→ Input data:
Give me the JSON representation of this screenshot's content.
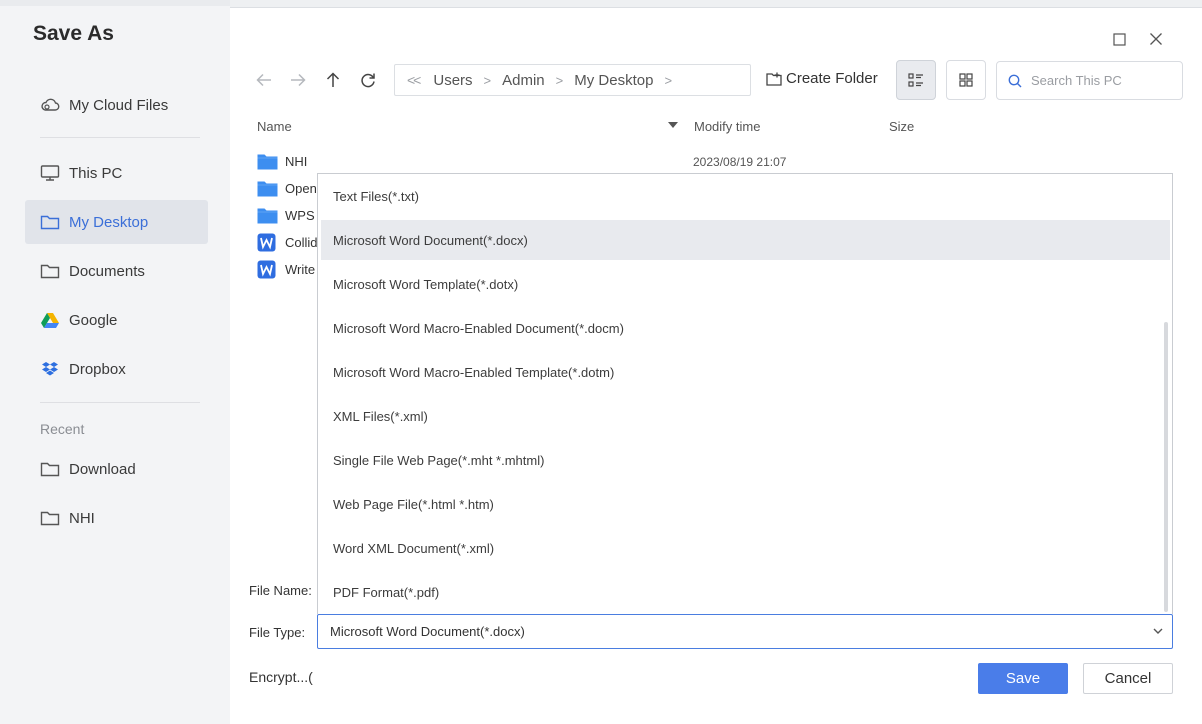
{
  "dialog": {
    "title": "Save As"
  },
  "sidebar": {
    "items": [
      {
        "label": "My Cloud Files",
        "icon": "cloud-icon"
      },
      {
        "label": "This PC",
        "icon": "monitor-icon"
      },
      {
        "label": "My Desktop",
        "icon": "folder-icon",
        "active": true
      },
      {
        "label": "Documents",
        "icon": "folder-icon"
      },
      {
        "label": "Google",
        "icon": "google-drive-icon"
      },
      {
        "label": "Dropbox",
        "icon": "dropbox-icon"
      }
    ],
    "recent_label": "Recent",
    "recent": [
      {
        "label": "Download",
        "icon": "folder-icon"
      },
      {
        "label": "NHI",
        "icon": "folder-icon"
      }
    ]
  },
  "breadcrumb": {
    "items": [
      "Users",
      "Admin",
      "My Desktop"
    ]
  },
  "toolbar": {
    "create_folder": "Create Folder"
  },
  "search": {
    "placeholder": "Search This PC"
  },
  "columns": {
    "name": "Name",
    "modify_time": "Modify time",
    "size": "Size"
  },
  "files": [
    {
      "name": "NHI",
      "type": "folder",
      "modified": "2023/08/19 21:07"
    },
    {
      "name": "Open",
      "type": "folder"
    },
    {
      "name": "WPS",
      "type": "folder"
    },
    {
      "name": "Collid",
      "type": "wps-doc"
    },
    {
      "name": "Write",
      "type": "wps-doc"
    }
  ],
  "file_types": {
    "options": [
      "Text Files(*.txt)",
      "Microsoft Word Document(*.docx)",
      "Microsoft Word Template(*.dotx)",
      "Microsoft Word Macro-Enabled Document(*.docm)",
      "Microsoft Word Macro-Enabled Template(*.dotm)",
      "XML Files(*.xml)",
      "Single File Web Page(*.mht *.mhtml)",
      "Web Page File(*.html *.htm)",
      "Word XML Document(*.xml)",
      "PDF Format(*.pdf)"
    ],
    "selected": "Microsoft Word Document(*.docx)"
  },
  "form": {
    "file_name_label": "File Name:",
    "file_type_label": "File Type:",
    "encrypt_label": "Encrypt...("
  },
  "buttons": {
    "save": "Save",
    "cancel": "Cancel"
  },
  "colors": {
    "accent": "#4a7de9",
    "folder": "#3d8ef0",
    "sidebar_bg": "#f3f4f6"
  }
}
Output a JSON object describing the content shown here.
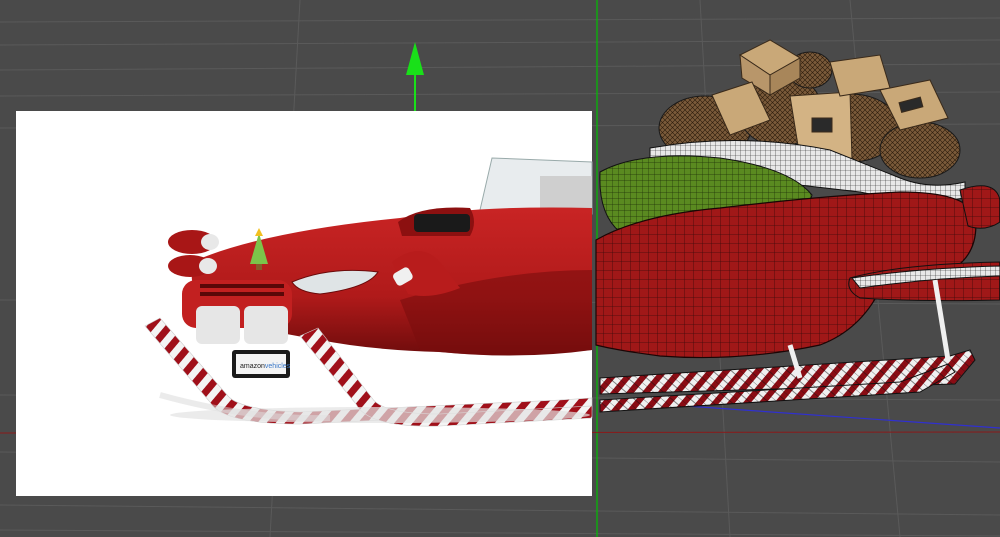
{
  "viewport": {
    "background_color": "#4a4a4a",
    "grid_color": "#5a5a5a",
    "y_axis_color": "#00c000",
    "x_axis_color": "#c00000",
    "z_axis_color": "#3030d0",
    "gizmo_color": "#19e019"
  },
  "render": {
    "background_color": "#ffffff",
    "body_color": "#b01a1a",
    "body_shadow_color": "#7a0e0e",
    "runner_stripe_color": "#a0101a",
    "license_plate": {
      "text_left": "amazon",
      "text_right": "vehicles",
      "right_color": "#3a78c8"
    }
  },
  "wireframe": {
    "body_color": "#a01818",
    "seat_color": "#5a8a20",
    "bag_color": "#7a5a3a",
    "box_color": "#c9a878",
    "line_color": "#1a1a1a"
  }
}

→ What you should do: Go through the listing above and write it all out exactly, leaving out any picture.

→ Exercise response:
Give me the JSON representation of this screenshot's content.
{
  "dialog": {
    "title": "Save As"
  },
  "sidebar": {
    "items": [
      {
        "label": "My Cloud Files",
        "icon": "cloud-icon"
      },
      {
        "label": "This PC",
        "icon": "monitor-icon"
      },
      {
        "label": "My Desktop",
        "icon": "folder-icon",
        "active": true
      },
      {
        "label": "Documents",
        "icon": "folder-icon"
      },
      {
        "label": "Google",
        "icon": "google-drive-icon"
      },
      {
        "label": "Dropbox",
        "icon": "dropbox-icon"
      }
    ],
    "recent_label": "Recent",
    "recent": [
      {
        "label": "Download",
        "icon": "folder-icon"
      },
      {
        "label": "NHI",
        "icon": "folder-icon"
      }
    ]
  },
  "breadcrumb": {
    "items": [
      "Users",
      "Admin",
      "My Desktop"
    ]
  },
  "toolbar": {
    "create_folder": "Create Folder"
  },
  "search": {
    "placeholder": "Search This PC"
  },
  "columns": {
    "name": "Name",
    "modify_time": "Modify time",
    "size": "Size"
  },
  "files": [
    {
      "name": "NHI",
      "type": "folder",
      "modified": "2023/08/19 21:07"
    },
    {
      "name": "Open",
      "type": "folder"
    },
    {
      "name": "WPS",
      "type": "folder"
    },
    {
      "name": "Collid",
      "type": "wps-doc"
    },
    {
      "name": "Write",
      "type": "wps-doc"
    }
  ],
  "file_types": {
    "options": [
      "Text Files(*.txt)",
      "Microsoft Word Document(*.docx)",
      "Microsoft Word Template(*.dotx)",
      "Microsoft Word Macro-Enabled Document(*.docm)",
      "Microsoft Word Macro-Enabled Template(*.dotm)",
      "XML Files(*.xml)",
      "Single File Web Page(*.mht *.mhtml)",
      "Web Page File(*.html *.htm)",
      "Word XML Document(*.xml)",
      "PDF Format(*.pdf)"
    ],
    "selected": "Microsoft Word Document(*.docx)"
  },
  "form": {
    "file_name_label": "File Name:",
    "file_type_label": "File Type:",
    "encrypt_label": "Encrypt...("
  },
  "buttons": {
    "save": "Save",
    "cancel": "Cancel"
  },
  "colors": {
    "accent": "#4a7de9",
    "folder": "#3d8ef0",
    "sidebar_bg": "#f3f4f6"
  }
}
Output a JSON object describing the content shown here.
{
  "viewport": {
    "background_color": "#4a4a4a",
    "grid_color": "#5a5a5a",
    "y_axis_color": "#00c000",
    "x_axis_color": "#c00000",
    "z_axis_color": "#3030d0",
    "gizmo_color": "#19e019"
  },
  "render": {
    "background_color": "#ffffff",
    "body_color": "#b01a1a",
    "body_shadow_color": "#7a0e0e",
    "runner_stripe_color": "#a0101a",
    "license_plate": {
      "text_left": "amazon",
      "text_right": "vehicles",
      "right_color": "#3a78c8"
    }
  },
  "wireframe": {
    "body_color": "#a01818",
    "seat_color": "#5a8a20",
    "bag_color": "#7a5a3a",
    "box_color": "#c9a878",
    "line_color": "#1a1a1a"
  }
}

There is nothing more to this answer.